**Problem statement**
Render the listing below as a Markdown table with two columns, Row and Line, giving each line its row number and skipping blank lines. Leave the pictures out of the table.

*-*-*

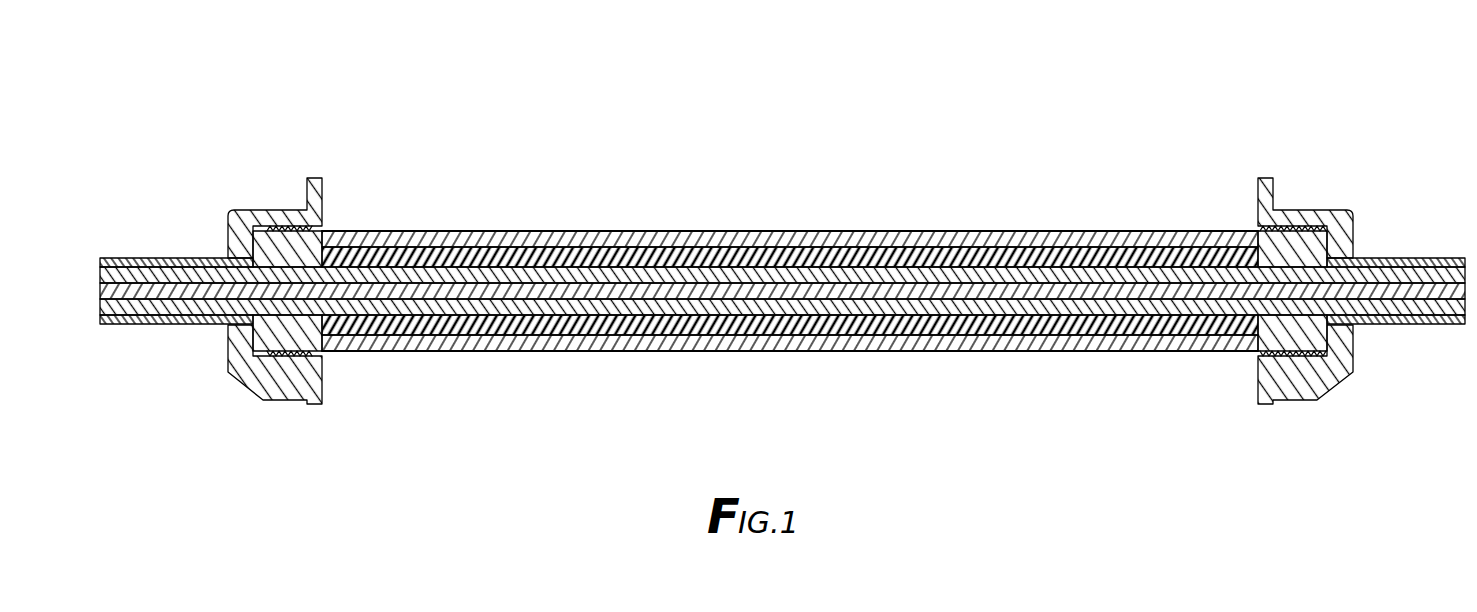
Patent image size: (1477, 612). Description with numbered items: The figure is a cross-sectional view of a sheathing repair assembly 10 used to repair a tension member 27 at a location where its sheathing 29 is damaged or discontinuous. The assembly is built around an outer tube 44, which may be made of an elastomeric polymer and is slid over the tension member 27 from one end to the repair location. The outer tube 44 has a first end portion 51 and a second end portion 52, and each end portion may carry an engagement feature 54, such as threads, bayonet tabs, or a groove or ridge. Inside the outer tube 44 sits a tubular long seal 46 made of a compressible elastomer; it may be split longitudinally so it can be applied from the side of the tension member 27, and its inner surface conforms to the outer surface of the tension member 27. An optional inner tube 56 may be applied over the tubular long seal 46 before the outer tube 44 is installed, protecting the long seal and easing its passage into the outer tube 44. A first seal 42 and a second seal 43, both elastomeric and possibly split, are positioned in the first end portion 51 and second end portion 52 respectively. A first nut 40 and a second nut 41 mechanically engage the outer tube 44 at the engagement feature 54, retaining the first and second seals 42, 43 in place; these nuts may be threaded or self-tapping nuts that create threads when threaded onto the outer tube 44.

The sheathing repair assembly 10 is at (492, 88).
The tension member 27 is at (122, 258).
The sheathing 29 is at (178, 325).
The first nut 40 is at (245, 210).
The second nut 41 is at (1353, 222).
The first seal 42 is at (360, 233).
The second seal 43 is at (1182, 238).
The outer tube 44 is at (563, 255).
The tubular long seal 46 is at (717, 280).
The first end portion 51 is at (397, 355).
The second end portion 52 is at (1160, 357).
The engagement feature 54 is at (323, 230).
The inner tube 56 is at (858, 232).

*-*-*

**Output for this task**
| Row | Line |
|---|---|
| 1 | Patent image size: (1477, 612). Description with numbered items: The figure is a cross-sectional view of a sheathing repair assembly 10 used to repair a tension member 27 at a location where its sheathing 29 is damaged or discontinuous. The assembly is built around an outer tube 44, which may be made of an elastomeric polymer and is slid over the tension member 27 from one end to the repair location. The outer tube 44 has a first end portion 51 and a second end portion 52, and each end portion may carry an engagement feature 54, such as threads, bayonet tabs, or a groove or ridge. Inside the outer tube 44 sits a tubular long seal 46 made of a compressible elastomer; it may be split longitudinally so it can be applied from the side of the tension member 27, and its inner surface conforms to the outer surface of the tension member 27. An optional inner tube 56 may be applied over the tubular long seal 46 before the outer tube 44 is installed, protecting the long seal and easing its passage into the outer tube 44. A first seal 42 and a second seal 43, both elastomeric and possibly split, are positioned in the first end portion 51 and second end portion 52 respectively. A first nut 40 and a second nut 41 mechanically engage the outer tube 44 at the engagement feature 54, retaining the first and second seals 42, 43 in place; these nuts may be threaded or self-tapping nuts that create threads when threaded onto the outer tube 44. |
| 2 | The sheathing repair assembly 10 is at (492, 88). |
| 3 | The tension member 27 is at (122, 258). |
| 4 | The sheathing 29 is at (178, 325). |
| 5 | The first nut 40 is at (245, 210). |
| 6 | The second nut 41 is at (1353, 222). |
| 7 | The first seal 42 is at (360, 233). |
| 8 | The second seal 43 is at (1182, 238). |
| 9 | The outer tube 44 is at (563, 255). |
| 10 | The tubular long seal 46 is at (717, 280). |
| 11 | The first end portion 51 is at (397, 355). |
| 12 | The second end portion 52 is at (1160, 357). |
| 13 | The engagement feature 54 is at (323, 230). |
| 14 | The inner tube 56 is at (858, 232). |